=== Items ===

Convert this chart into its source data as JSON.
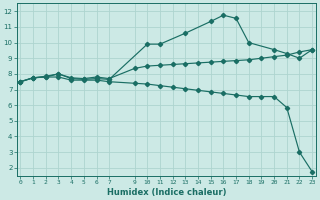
{
  "xlabel": "Humidex (Indice chaleur)",
  "background_color": "#cce9e5",
  "grid_color": "#aed4cf",
  "line_color": "#1a6e64",
  "line1_x": [
    0,
    1,
    2,
    3,
    4,
    5,
    6,
    7,
    10,
    11,
    13,
    15,
    16,
    17,
    18,
    20,
    21,
    22,
    23
  ],
  "line1_y": [
    7.5,
    7.75,
    7.8,
    8.0,
    7.7,
    7.65,
    7.7,
    7.65,
    9.9,
    9.9,
    10.6,
    11.35,
    11.75,
    11.55,
    10.0,
    9.55,
    9.3,
    9.0,
    9.55
  ],
  "line2_x": [
    0,
    1,
    2,
    3,
    4,
    5,
    6,
    7,
    9,
    10,
    11,
    12,
    13,
    14,
    15,
    16,
    17,
    18,
    19,
    20,
    21,
    22,
    23
  ],
  "line2_y": [
    7.5,
    7.75,
    7.85,
    8.0,
    7.75,
    7.7,
    7.8,
    7.7,
    8.35,
    8.5,
    8.55,
    8.6,
    8.65,
    8.7,
    8.75,
    8.8,
    8.85,
    8.9,
    9.0,
    9.1,
    9.2,
    9.4,
    9.55
  ],
  "line3_x": [
    0,
    1,
    2,
    3,
    4,
    5,
    6,
    7,
    9,
    10,
    11,
    12,
    13,
    14,
    15,
    16,
    17,
    18,
    19,
    20,
    21,
    22,
    23
  ],
  "line3_y": [
    7.5,
    7.75,
    7.8,
    7.8,
    7.6,
    7.6,
    7.6,
    7.5,
    7.4,
    7.35,
    7.25,
    7.15,
    7.05,
    6.95,
    6.85,
    6.75,
    6.65,
    6.55,
    6.55,
    6.55,
    5.85,
    3.0,
    1.75
  ],
  "ylim": [
    1.5,
    12.5
  ],
  "xlim": [
    -0.3,
    23.3
  ],
  "yticks": [
    2,
    3,
    4,
    5,
    6,
    7,
    8,
    9,
    10,
    11,
    12
  ],
  "xticks": [
    0,
    1,
    2,
    3,
    4,
    5,
    6,
    7,
    9,
    10,
    11,
    12,
    13,
    14,
    15,
    16,
    17,
    18,
    19,
    20,
    21,
    22,
    23
  ],
  "xtick_labels": [
    "0",
    "1",
    "2",
    "3",
    "4",
    "5",
    "6",
    "7",
    "9",
    "10",
    "11",
    "12",
    "13",
    "14",
    "15",
    "16",
    "17",
    "18",
    "19",
    "20",
    "21",
    "22",
    "23"
  ]
}
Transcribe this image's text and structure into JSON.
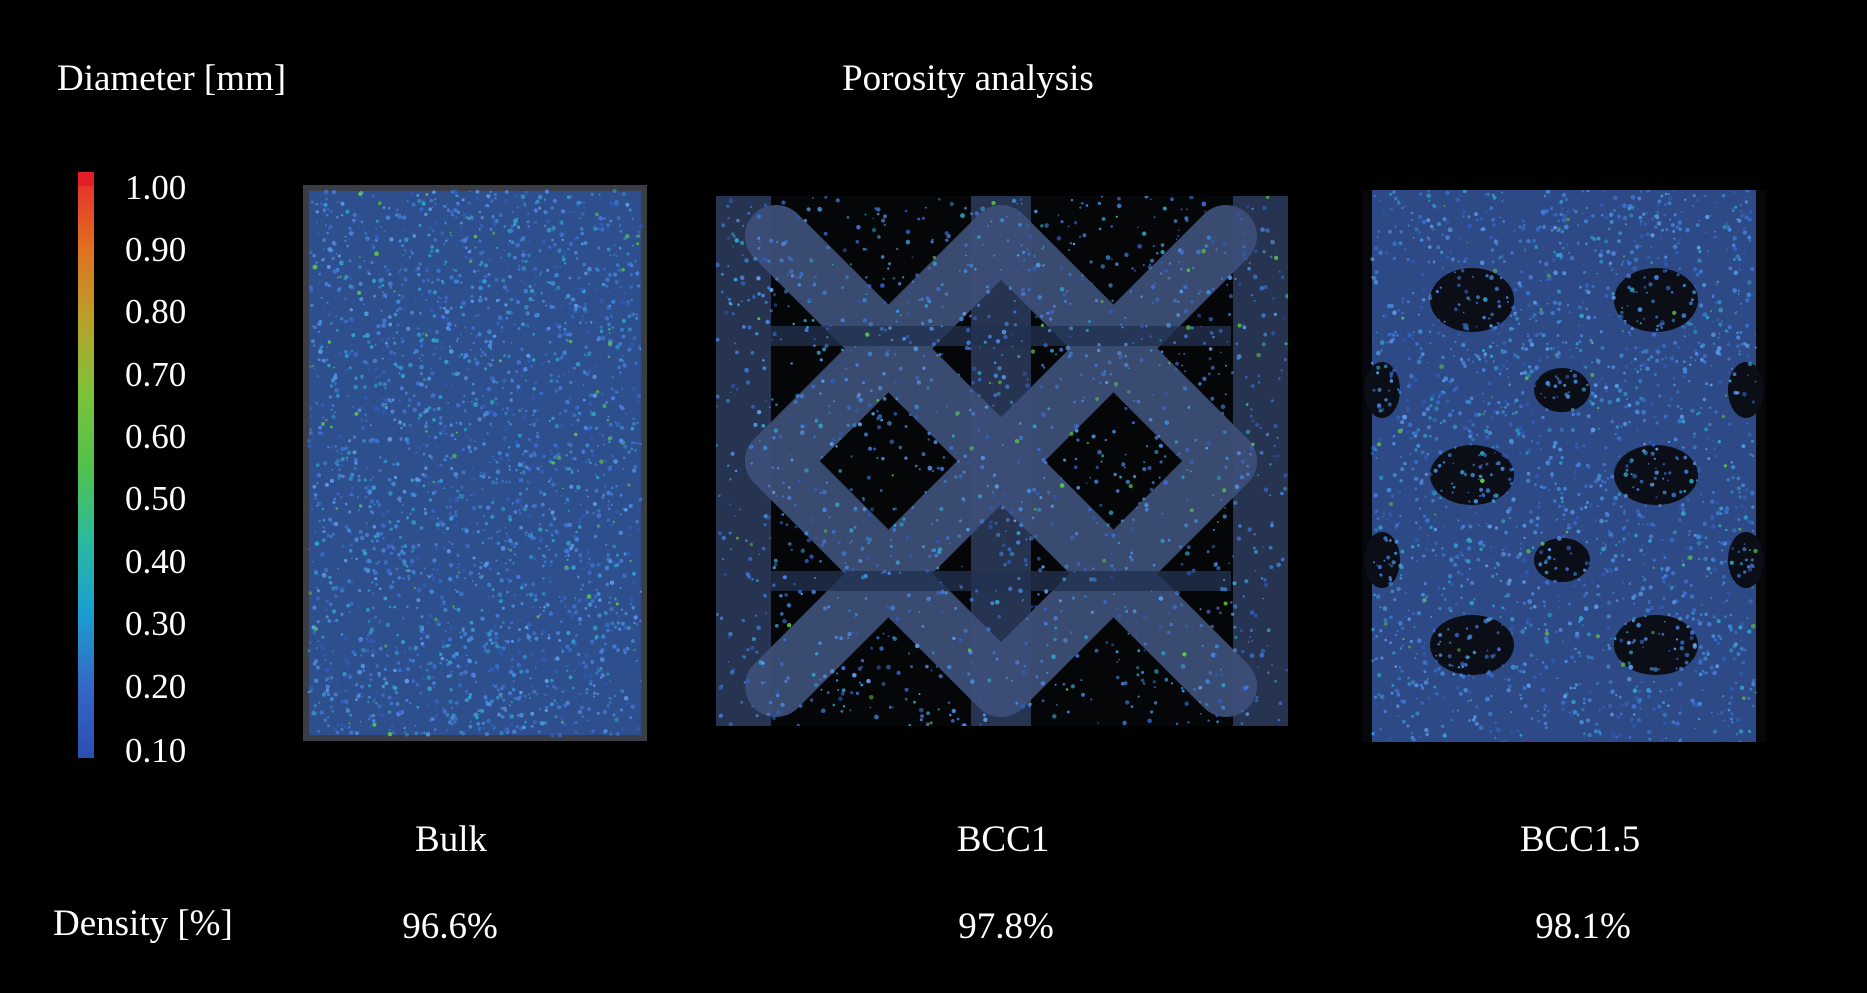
{
  "colorbar": {
    "title": "Diameter [mm]",
    "ticks": [
      "1.00",
      "0.90",
      "0.80",
      "0.70",
      "0.60",
      "0.50",
      "0.40",
      "0.30",
      "0.20",
      "0.10"
    ],
    "colors": [
      "#e8282a",
      "#e07020",
      "#b9a128",
      "#7cc23a",
      "#52c24a",
      "#2bb9a0",
      "#1b9fd0",
      "#3567c4",
      "#2b4fb0"
    ]
  },
  "title": "Porosity analysis",
  "samples": [
    {
      "label": "Bulk",
      "density": "96.6%"
    },
    {
      "label": "BCC1",
      "density": "97.8%"
    },
    {
      "label": "BCC1.5",
      "density": "98.1%"
    }
  ],
  "density_label": "Density [%]"
}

===

Work to do:
Copy each line of the records precisely and drop any images they hold.

Correct response:
Convert this chart into its source data as JSON.
{
  "xlabel": "Humidex (Indice chaleur)",
  "background_color": "#cce9e5",
  "grid_color": "#aed4cf",
  "line_color": "#1a6e64",
  "line1_x": [
    0,
    1,
    2,
    3,
    4,
    5,
    6,
    7,
    10,
    11,
    13,
    15,
    16,
    17,
    18,
    20,
    21,
    22,
    23
  ],
  "line1_y": [
    7.5,
    7.75,
    7.8,
    8.0,
    7.7,
    7.65,
    7.7,
    7.65,
    9.9,
    9.9,
    10.6,
    11.35,
    11.75,
    11.55,
    10.0,
    9.55,
    9.3,
    9.0,
    9.55
  ],
  "line2_x": [
    0,
    1,
    2,
    3,
    4,
    5,
    6,
    7,
    9,
    10,
    11,
    12,
    13,
    14,
    15,
    16,
    17,
    18,
    19,
    20,
    21,
    22,
    23
  ],
  "line2_y": [
    7.5,
    7.75,
    7.85,
    8.0,
    7.75,
    7.7,
    7.8,
    7.7,
    8.35,
    8.5,
    8.55,
    8.6,
    8.65,
    8.7,
    8.75,
    8.8,
    8.85,
    8.9,
    9.0,
    9.1,
    9.2,
    9.4,
    9.55
  ],
  "line3_x": [
    0,
    1,
    2,
    3,
    4,
    5,
    6,
    7,
    9,
    10,
    11,
    12,
    13,
    14,
    15,
    16,
    17,
    18,
    19,
    20,
    21,
    22,
    23
  ],
  "line3_y": [
    7.5,
    7.75,
    7.8,
    7.8,
    7.6,
    7.6,
    7.6,
    7.5,
    7.4,
    7.35,
    7.25,
    7.15,
    7.05,
    6.95,
    6.85,
    6.75,
    6.65,
    6.55,
    6.55,
    6.55,
    5.85,
    3.0,
    1.75
  ],
  "ylim": [
    1.5,
    12.5
  ],
  "xlim": [
    -0.3,
    23.3
  ],
  "yticks": [
    2,
    3,
    4,
    5,
    6,
    7,
    8,
    9,
    10,
    11,
    12
  ],
  "xticks": [
    0,
    1,
    2,
    3,
    4,
    5,
    6,
    7,
    9,
    10,
    11,
    12,
    13,
    14,
    15,
    16,
    17,
    18,
    19,
    20,
    21,
    22,
    23
  ],
  "xtick_labels": [
    "0",
    "1",
    "2",
    "3",
    "4",
    "5",
    "6",
    "7",
    "9",
    "10",
    "11",
    "12",
    "13",
    "14",
    "15",
    "16",
    "17",
    "18",
    "19",
    "20",
    "21",
    "22",
    "23"
  ]
}
Transcribe this image's text and structure into JSON.
{
  "colorbar": {
    "title": "Diameter [mm]",
    "ticks": [
      "1.00",
      "0.90",
      "0.80",
      "0.70",
      "0.60",
      "0.50",
      "0.40",
      "0.30",
      "0.20",
      "0.10"
    ],
    "colors": [
      "#e8282a",
      "#e07020",
      "#b9a128",
      "#7cc23a",
      "#52c24a",
      "#2bb9a0",
      "#1b9fd0",
      "#3567c4",
      "#2b4fb0"
    ]
  },
  "title": "Porosity analysis",
  "samples": [
    {
      "label": "Bulk",
      "density": "96.6%"
    },
    {
      "label": "BCC1",
      "density": "97.8%"
    },
    {
      "label": "BCC1.5",
      "density": "98.1%"
    }
  ],
  "density_label": "Density [%]"
}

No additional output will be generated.